Problem to solve: Return the full listing exactly as it is written.

Raw records:
______
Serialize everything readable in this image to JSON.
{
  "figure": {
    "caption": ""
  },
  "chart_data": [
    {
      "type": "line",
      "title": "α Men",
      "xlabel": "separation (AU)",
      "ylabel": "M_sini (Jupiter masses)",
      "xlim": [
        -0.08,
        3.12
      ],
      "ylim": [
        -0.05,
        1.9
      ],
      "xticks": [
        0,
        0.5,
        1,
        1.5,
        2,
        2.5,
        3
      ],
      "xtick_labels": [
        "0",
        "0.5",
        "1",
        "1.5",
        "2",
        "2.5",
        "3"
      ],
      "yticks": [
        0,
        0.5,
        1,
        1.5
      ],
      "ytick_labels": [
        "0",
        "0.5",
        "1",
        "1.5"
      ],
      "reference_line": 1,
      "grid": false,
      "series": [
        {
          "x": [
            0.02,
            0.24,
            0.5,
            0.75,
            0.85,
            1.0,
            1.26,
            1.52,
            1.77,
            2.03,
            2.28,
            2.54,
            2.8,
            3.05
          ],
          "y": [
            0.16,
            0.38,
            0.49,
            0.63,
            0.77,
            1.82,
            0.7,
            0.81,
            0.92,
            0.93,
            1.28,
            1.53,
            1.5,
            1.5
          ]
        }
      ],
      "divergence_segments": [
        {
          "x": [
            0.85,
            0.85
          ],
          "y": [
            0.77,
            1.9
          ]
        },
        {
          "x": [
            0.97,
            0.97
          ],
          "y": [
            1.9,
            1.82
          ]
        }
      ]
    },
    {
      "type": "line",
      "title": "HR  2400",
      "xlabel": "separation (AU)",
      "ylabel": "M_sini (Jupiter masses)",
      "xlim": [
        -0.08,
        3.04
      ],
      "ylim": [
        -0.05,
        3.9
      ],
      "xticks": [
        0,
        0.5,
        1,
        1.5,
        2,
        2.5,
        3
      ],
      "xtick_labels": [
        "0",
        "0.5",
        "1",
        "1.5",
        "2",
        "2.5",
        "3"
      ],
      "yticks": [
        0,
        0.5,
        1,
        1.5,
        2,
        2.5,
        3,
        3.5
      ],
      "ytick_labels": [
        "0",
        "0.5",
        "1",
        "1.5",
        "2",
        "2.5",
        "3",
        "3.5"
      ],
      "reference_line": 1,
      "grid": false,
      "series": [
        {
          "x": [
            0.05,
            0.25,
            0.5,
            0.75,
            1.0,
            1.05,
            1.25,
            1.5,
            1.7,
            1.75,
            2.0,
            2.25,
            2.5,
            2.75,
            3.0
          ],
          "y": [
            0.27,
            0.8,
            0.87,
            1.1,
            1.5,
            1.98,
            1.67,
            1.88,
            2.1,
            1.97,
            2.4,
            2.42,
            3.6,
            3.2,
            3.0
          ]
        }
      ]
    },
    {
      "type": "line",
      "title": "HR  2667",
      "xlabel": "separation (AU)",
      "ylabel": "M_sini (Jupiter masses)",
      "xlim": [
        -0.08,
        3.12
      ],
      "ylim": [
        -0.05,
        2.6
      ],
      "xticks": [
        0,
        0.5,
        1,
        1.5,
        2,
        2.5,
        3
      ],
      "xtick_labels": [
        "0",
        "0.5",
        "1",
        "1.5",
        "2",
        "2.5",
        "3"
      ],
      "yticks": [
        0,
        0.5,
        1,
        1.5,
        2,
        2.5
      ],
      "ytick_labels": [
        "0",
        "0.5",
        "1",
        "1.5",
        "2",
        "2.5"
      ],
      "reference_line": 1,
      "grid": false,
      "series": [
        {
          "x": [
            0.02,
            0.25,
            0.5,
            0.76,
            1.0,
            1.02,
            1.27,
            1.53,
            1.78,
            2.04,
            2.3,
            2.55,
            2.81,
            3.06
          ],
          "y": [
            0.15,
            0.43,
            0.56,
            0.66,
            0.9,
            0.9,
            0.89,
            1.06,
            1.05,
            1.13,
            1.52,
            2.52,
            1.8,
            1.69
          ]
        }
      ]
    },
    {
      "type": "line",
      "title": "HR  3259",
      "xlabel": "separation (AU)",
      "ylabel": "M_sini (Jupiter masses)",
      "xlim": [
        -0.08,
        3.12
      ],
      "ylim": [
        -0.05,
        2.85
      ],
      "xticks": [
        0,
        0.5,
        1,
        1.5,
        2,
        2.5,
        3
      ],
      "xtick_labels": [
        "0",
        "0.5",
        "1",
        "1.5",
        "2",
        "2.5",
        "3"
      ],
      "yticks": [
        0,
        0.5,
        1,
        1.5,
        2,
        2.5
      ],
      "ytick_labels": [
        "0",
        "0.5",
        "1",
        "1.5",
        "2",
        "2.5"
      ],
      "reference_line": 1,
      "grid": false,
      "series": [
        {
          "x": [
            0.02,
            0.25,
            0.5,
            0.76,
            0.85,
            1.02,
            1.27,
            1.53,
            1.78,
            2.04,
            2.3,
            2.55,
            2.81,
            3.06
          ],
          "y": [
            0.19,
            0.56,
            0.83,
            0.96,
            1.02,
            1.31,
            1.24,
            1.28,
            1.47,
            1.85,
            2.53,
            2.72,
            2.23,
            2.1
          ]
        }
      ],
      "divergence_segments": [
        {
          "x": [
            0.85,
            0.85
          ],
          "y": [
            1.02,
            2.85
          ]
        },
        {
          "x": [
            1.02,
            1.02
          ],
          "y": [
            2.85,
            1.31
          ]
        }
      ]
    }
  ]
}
______
Result of this exercise:
Serialize everything readable in this image to JSON.
{
  "figure": {
    "caption": ""
  },
  "chart_data": [
    {
      "type": "line",
      "title": "α Men",
      "xlabel": "separation (AU)",
      "ylabel": "M_sini (Jupiter masses)",
      "xlim": [
        -0.08,
        3.12
      ],
      "ylim": [
        -0.05,
        1.9
      ],
      "xticks": [
        0,
        0.5,
        1,
        1.5,
        2,
        2.5,
        3
      ],
      "xtick_labels": [
        "0",
        "0.5",
        "1",
        "1.5",
        "2",
        "2.5",
        "3"
      ],
      "yticks": [
        0,
        0.5,
        1,
        1.5
      ],
      "ytick_labels": [
        "0",
        "0.5",
        "1",
        "1.5"
      ],
      "reference_line": 1,
      "grid": false,
      "series": [
        {
          "x": [
            0.02,
            0.24,
            0.5,
            0.75,
            0.85,
            1.0,
            1.26,
            1.52,
            1.77,
            2.03,
            2.28,
            2.54,
            2.8,
            3.05
          ],
          "y": [
            0.16,
            0.38,
            0.49,
            0.63,
            0.77,
            1.82,
            0.7,
            0.81,
            0.92,
            0.93,
            1.28,
            1.53,
            1.5,
            1.5
          ]
        }
      ],
      "divergence_segments": [
        {
          "x": [
            0.85,
            0.85
          ],
          "y": [
            0.77,
            1.9
          ]
        },
        {
          "x": [
            0.97,
            0.97
          ],
          "y": [
            1.9,
            1.82
          ]
        }
      ]
    },
    {
      "type": "line",
      "title": "HR  2400",
      "xlabel": "separation (AU)",
      "ylabel": "M_sini (Jupiter masses)",
      "xlim": [
        -0.08,
        3.04
      ],
      "ylim": [
        -0.05,
        3.9
      ],
      "xticks": [
        0,
        0.5,
        1,
        1.5,
        2,
        2.5,
        3
      ],
      "xtick_labels": [
        "0",
        "0.5",
        "1",
        "1.5",
        "2",
        "2.5",
        "3"
      ],
      "yticks": [
        0,
        0.5,
        1,
        1.5,
        2,
        2.5,
        3,
        3.5
      ],
      "ytick_labels": [
        "0",
        "0.5",
        "1",
        "1.5",
        "2",
        "2.5",
        "3",
        "3.5"
      ],
      "reference_line": 1,
      "grid": false,
      "series": [
        {
          "x": [
            0.05,
            0.25,
            0.5,
            0.75,
            1.0,
            1.05,
            1.25,
            1.5,
            1.7,
            1.75,
            2.0,
            2.25,
            2.5,
            2.75,
            3.0
          ],
          "y": [
            0.27,
            0.8,
            0.87,
            1.1,
            1.5,
            1.98,
            1.67,
            1.88,
            2.1,
            1.97,
            2.4,
            2.42,
            3.6,
            3.2,
            3.0
          ]
        }
      ]
    },
    {
      "type": "line",
      "title": "HR  2667",
      "xlabel": "separation (AU)",
      "ylabel": "M_sini (Jupiter masses)",
      "xlim": [
        -0.08,
        3.12
      ],
      "ylim": [
        -0.05,
        2.6
      ],
      "xticks": [
        0,
        0.5,
        1,
        1.5,
        2,
        2.5,
        3
      ],
      "xtick_labels": [
        "0",
        "0.5",
        "1",
        "1.5",
        "2",
        "2.5",
        "3"
      ],
      "yticks": [
        0,
        0.5,
        1,
        1.5,
        2,
        2.5
      ],
      "ytick_labels": [
        "0",
        "0.5",
        "1",
        "1.5",
        "2",
        "2.5"
      ],
      "reference_line": 1,
      "grid": false,
      "series": [
        {
          "x": [
            0.02,
            0.25,
            0.5,
            0.76,
            1.0,
            1.02,
            1.27,
            1.53,
            1.78,
            2.04,
            2.3,
            2.55,
            2.81,
            3.06
          ],
          "y": [
            0.15,
            0.43,
            0.56,
            0.66,
            0.9,
            0.9,
            0.89,
            1.06,
            1.05,
            1.13,
            1.52,
            2.52,
            1.8,
            1.69
          ]
        }
      ]
    },
    {
      "type": "line",
      "title": "HR  3259",
      "xlabel": "separation (AU)",
      "ylabel": "M_sini (Jupiter masses)",
      "xlim": [
        -0.08,
        3.12
      ],
      "ylim": [
        -0.05,
        2.85
      ],
      "xticks": [
        0,
        0.5,
        1,
        1.5,
        2,
        2.5,
        3
      ],
      "xtick_labels": [
        "0",
        "0.5",
        "1",
        "1.5",
        "2",
        "2.5",
        "3"
      ],
      "yticks": [
        0,
        0.5,
        1,
        1.5,
        2,
        2.5
      ],
      "ytick_labels": [
        "0",
        "0.5",
        "1",
        "1.5",
        "2",
        "2.5"
      ],
      "reference_line": 1,
      "grid": false,
      "series": [
        {
          "x": [
            0.02,
            0.25,
            0.5,
            0.76,
            0.85,
            1.02,
            1.27,
            1.53,
            1.78,
            2.04,
            2.3,
            2.55,
            2.81,
            3.06
          ],
          "y": [
            0.19,
            0.56,
            0.83,
            0.96,
            1.02,
            1.31,
            1.24,
            1.28,
            1.47,
            1.85,
            2.53,
            2.72,
            2.23,
            2.1
          ]
        }
      ],
      "divergence_segments": [
        {
          "x": [
            0.85,
            0.85
          ],
          "y": [
            1.02,
            2.85
          ]
        },
        {
          "x": [
            1.02,
            1.02
          ],
          "y": [
            2.85,
            1.31
          ]
        }
      ]
    }
  ]
}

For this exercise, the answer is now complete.